(What this task involves)
Print out every record exactly as it appears.

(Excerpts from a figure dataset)
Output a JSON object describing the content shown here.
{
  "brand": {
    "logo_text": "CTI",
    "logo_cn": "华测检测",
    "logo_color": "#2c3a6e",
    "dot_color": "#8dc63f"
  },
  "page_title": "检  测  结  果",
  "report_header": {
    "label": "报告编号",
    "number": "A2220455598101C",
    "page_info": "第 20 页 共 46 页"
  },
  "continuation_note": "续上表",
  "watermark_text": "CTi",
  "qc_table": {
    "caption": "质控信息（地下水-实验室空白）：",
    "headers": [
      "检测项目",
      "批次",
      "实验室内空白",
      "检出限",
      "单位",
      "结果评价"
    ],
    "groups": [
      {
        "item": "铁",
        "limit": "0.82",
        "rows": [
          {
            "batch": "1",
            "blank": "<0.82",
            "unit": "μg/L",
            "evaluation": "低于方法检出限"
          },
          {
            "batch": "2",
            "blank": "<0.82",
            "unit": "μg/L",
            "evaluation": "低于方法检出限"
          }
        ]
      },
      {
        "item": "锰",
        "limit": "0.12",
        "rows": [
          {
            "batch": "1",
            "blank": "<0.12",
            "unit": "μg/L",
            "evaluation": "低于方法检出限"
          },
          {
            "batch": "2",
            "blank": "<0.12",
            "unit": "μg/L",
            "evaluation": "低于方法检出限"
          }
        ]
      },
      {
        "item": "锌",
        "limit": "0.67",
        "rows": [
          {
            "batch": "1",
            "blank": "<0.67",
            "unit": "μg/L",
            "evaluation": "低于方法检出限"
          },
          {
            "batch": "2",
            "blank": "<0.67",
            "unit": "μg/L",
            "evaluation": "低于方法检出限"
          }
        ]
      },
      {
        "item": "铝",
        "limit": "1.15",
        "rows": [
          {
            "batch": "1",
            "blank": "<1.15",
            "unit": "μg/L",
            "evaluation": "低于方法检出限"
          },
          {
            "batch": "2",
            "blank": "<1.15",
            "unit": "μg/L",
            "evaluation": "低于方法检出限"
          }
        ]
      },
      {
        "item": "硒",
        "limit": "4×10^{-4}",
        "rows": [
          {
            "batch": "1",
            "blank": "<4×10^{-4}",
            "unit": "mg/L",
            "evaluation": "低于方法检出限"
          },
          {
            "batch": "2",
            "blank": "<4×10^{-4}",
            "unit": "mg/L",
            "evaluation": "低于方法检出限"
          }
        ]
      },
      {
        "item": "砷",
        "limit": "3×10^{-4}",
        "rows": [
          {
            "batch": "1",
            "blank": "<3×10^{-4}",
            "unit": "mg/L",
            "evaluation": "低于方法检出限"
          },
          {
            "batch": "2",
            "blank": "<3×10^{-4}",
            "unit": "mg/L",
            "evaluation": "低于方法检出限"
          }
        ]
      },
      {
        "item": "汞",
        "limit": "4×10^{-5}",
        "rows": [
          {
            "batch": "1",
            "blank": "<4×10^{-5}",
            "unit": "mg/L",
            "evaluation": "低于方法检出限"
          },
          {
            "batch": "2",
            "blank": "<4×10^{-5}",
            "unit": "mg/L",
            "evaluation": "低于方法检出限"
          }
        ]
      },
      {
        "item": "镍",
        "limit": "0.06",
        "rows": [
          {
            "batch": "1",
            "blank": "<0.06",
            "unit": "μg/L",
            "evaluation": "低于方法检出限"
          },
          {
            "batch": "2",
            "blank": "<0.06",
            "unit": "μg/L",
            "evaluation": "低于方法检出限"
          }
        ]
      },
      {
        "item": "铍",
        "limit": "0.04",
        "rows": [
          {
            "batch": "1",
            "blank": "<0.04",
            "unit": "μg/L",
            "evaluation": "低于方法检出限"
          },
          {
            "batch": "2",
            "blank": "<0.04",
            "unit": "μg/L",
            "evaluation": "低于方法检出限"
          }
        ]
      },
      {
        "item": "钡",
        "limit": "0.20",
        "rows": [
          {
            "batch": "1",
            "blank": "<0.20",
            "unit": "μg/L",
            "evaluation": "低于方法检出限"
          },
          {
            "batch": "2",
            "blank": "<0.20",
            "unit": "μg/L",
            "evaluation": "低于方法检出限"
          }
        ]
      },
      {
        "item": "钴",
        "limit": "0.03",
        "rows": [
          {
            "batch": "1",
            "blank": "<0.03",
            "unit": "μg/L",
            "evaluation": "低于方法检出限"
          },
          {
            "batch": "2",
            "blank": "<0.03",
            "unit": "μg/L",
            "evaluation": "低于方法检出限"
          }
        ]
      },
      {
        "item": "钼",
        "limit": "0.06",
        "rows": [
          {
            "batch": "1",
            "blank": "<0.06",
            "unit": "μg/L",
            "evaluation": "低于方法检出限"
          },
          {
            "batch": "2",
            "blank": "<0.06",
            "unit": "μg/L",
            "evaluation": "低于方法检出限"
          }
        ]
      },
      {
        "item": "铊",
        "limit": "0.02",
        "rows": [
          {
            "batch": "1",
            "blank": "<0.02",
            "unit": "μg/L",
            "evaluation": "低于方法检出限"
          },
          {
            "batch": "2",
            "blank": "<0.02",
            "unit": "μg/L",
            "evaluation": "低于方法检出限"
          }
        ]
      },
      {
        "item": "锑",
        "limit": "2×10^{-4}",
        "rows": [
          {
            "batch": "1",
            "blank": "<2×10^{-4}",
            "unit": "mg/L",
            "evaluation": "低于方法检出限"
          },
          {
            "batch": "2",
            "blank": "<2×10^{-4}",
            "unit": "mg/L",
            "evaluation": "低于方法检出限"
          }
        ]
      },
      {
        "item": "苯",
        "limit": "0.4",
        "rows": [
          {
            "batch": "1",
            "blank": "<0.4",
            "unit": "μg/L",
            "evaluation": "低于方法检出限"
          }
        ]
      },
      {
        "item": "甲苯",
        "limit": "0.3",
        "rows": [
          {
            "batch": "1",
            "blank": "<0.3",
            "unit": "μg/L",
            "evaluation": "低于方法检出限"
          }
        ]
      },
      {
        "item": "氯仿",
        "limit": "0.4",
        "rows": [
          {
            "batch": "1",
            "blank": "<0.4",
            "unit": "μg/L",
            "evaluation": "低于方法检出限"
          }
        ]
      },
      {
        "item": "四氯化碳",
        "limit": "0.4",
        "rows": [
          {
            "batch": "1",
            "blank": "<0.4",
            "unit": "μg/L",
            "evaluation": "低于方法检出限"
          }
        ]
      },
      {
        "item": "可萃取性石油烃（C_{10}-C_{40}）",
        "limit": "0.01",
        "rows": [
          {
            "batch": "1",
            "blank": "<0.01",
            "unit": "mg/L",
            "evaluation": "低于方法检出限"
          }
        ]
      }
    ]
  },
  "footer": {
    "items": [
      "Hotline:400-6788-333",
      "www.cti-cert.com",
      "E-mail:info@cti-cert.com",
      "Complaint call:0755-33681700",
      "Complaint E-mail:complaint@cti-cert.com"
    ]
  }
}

(Result)
Output a JSON object describing the content shown here.
{
  "brand": {
    "logo_text": "CTI",
    "logo_cn": "华测检测",
    "logo_color": "#2c3a6e",
    "dot_color": "#8dc63f"
  },
  "page_title": "检  测  结  果",
  "report_header": {
    "label": "报告编号",
    "number": "A2220455598101C",
    "page_info": "第 20 页 共 46 页"
  },
  "continuation_note": "续上表",
  "watermark_text": "CTi",
  "qc_table": {
    "caption": "质控信息（地下水-实验室空白）：",
    "headers": [
      "检测项目",
      "批次",
      "实验室内空白",
      "检出限",
      "单位",
      "结果评价"
    ],
    "groups": [
      {
        "item": "铁",
        "limit": "0.82",
        "rows": [
          {
            "batch": "1",
            "blank": "<0.82",
            "unit": "μg/L",
            "evaluation": "低于方法检出限"
          },
          {
            "batch": "2",
            "blank": "<0.82",
            "unit": "μg/L",
            "evaluation": "低于方法检出限"
          }
        ]
      },
      {
        "item": "锰",
        "limit": "0.12",
        "rows": [
          {
            "batch": "1",
            "blank": "<0.12",
            "unit": "μg/L",
            "evaluation": "低于方法检出限"
          },
          {
            "batch": "2",
            "blank": "<0.12",
            "unit": "μg/L",
            "evaluation": "低于方法检出限"
          }
        ]
      },
      {
        "item": "锌",
        "limit": "0.67",
        "rows": [
          {
            "batch": "1",
            "blank": "<0.67",
            "unit": "μg/L",
            "evaluation": "低于方法检出限"
          },
          {
            "batch": "2",
            "blank": "<0.67",
            "unit": "μg/L",
            "evaluation": "低于方法检出限"
          }
        ]
      },
      {
        "item": "铝",
        "limit": "1.15",
        "rows": [
          {
            "batch": "1",
            "blank": "<1.15",
            "unit": "μg/L",
            "evaluation": "低于方法检出限"
          },
          {
            "batch": "2",
            "blank": "<1.15",
            "unit": "μg/L",
            "evaluation": "低于方法检出限"
          }
        ]
      },
      {
        "item": "硒",
        "limit": "4×10^{-4}",
        "rows": [
          {
            "batch": "1",
            "blank": "<4×10^{-4}",
            "unit": "mg/L",
            "evaluation": "低于方法检出限"
          },
          {
            "batch": "2",
            "blank": "<4×10^{-4}",
            "unit": "mg/L",
            "evaluation": "低于方法检出限"
          }
        ]
      },
      {
        "item": "砷",
        "limit": "3×10^{-4}",
        "rows": [
          {
            "batch": "1",
            "blank": "<3×10^{-4}",
            "unit": "mg/L",
            "evaluation": "低于方法检出限"
          },
          {
            "batch": "2",
            "blank": "<3×10^{-4}",
            "unit": "mg/L",
            "evaluation": "低于方法检出限"
          }
        ]
      },
      {
        "item": "汞",
        "limit": "4×10^{-5}",
        "rows": [
          {
            "batch": "1",
            "blank": "<4×10^{-5}",
            "unit": "mg/L",
            "evaluation": "低于方法检出限"
          },
          {
            "batch": "2",
            "blank": "<4×10^{-5}",
            "unit": "mg/L",
            "evaluation": "低于方法检出限"
          }
        ]
      },
      {
        "item": "镍",
        "limit": "0.06",
        "rows": [
          {
            "batch": "1",
            "blank": "<0.06",
            "unit": "μg/L",
            "evaluation": "低于方法检出限"
          },
          {
            "batch": "2",
            "blank": "<0.06",
            "unit": "μg/L",
            "evaluation": "低于方法检出限"
          }
        ]
      },
      {
        "item": "铍",
        "limit": "0.04",
        "rows": [
          {
            "batch": "1",
            "blank": "<0.04",
            "unit": "μg/L",
            "evaluation": "低于方法检出限"
          },
          {
            "batch": "2",
            "blank": "<0.04",
            "unit": "μg/L",
            "evaluation": "低于方法检出限"
          }
        ]
      },
      {
        "item": "钡",
        "limit": "0.20",
        "rows": [
          {
            "batch": "1",
            "blank": "<0.20",
            "unit": "μg/L",
            "evaluation": "低于方法检出限"
          },
          {
            "batch": "2",
            "blank": "<0.20",
            "unit": "μg/L",
            "evaluation": "低于方法检出限"
          }
        ]
      },
      {
        "item": "钴",
        "limit": "0.03",
        "rows": [
          {
            "batch": "1",
            "blank": "<0.03",
            "unit": "μg/L",
            "evaluation": "低于方法检出限"
          },
          {
            "batch": "2",
            "blank": "<0.03",
            "unit": "μg/L",
            "evaluation": "低于方法检出限"
          }
        ]
      },
      {
        "item": "钼",
        "limit": "0.06",
        "rows": [
          {
            "batch": "1",
            "blank": "<0.06",
            "unit": "μg/L",
            "evaluation": "低于方法检出限"
          },
          {
            "batch": "2",
            "blank": "<0.06",
            "unit": "μg/L",
            "evaluation": "低于方法检出限"
          }
        ]
      },
      {
        "item": "铊",
        "limit": "0.02",
        "rows": [
          {
            "batch": "1",
            "blank": "<0.02",
            "unit": "μg/L",
            "evaluation": "低于方法检出限"
          },
          {
            "batch": "2",
            "blank": "<0.02",
            "unit": "μg/L",
            "evaluation": "低于方法检出限"
          }
        ]
      },
      {
        "item": "锑",
        "limit": "2×10^{-4}",
        "rows": [
          {
            "batch": "1",
            "blank": "<2×10^{-4}",
            "unit": "mg/L",
            "evaluation": "低于方法检出限"
          },
          {
            "batch": "2",
            "blank": "<2×10^{-4}",
            "unit": "mg/L",
            "evaluation": "低于方法检出限"
          }
        ]
      },
      {
        "item": "苯",
        "limit": "0.4",
        "rows": [
          {
            "batch": "1",
            "blank": "<0.4",
            "unit": "μg/L",
            "evaluation": "低于方法检出限"
          }
        ]
      },
      {
        "item": "甲苯",
        "limit": "0.3",
        "rows": [
          {
            "batch": "1",
            "blank": "<0.3",
            "unit": "μg/L",
            "evaluation": "低于方法检出限"
          }
        ]
      },
      {
        "item": "氯仿",
        "limit": "0.4",
        "rows": [
          {
            "batch": "1",
            "blank": "<0.4",
            "unit": "μg/L",
            "evaluation": "低于方法检出限"
          }
        ]
      },
      {
        "item": "四氯化碳",
        "limit": "0.4",
        "rows": [
          {
            "batch": "1",
            "blank": "<0.4",
            "unit": "μg/L",
            "evaluation": "低于方法检出限"
          }
        ]
      },
      {
        "item": "可萃取性石油烃（C_{10}-C_{40}）",
        "limit": "0.01",
        "rows": [
          {
            "batch": "1",
            "blank": "<0.01",
            "unit": "mg/L",
            "evaluation": "低于方法检出限"
          }
        ]
      }
    ]
  },
  "footer": {
    "items": [
      "Hotline:400-6788-333",
      "www.cti-cert.com",
      "E-mail:info@cti-cert.com",
      "Complaint call:0755-33681700",
      "Complaint E-mail:complaint@cti-cert.com"
    ]
  }
}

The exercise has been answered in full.